** START OF Task material **
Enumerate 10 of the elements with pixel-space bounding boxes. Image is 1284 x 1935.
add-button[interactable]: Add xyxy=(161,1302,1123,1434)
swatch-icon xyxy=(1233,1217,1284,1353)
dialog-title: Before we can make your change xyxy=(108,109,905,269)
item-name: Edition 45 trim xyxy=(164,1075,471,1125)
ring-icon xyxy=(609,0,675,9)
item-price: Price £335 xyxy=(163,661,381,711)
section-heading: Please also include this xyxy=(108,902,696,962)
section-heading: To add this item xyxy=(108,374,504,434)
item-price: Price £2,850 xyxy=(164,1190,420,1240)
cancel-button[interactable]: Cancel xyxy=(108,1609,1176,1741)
** END OF Task material **
**Aim**
Please rewrite the rows from the start up to and including the line with "item-price: Price £2,850", substituting "box coordinates" for "bounding boxes" and leaving everything else as it is.

**Result for this task**
Enumerate 10 of the elements with pixel-space box coordinates. Image is 1284 x 1935.
add-button[interactable]: Add xyxy=(161,1302,1123,1434)
swatch-icon xyxy=(1233,1217,1284,1353)
dialog-title: Before we can make your change xyxy=(108,109,905,269)
item-name: Edition 45 trim xyxy=(164,1075,471,1125)
ring-icon xyxy=(609,0,675,9)
item-price: Price £335 xyxy=(163,661,381,711)
section-heading: Please also include this xyxy=(108,902,696,962)
section-heading: To add this item xyxy=(108,374,504,434)
item-price: Price £2,850 xyxy=(164,1190,420,1240)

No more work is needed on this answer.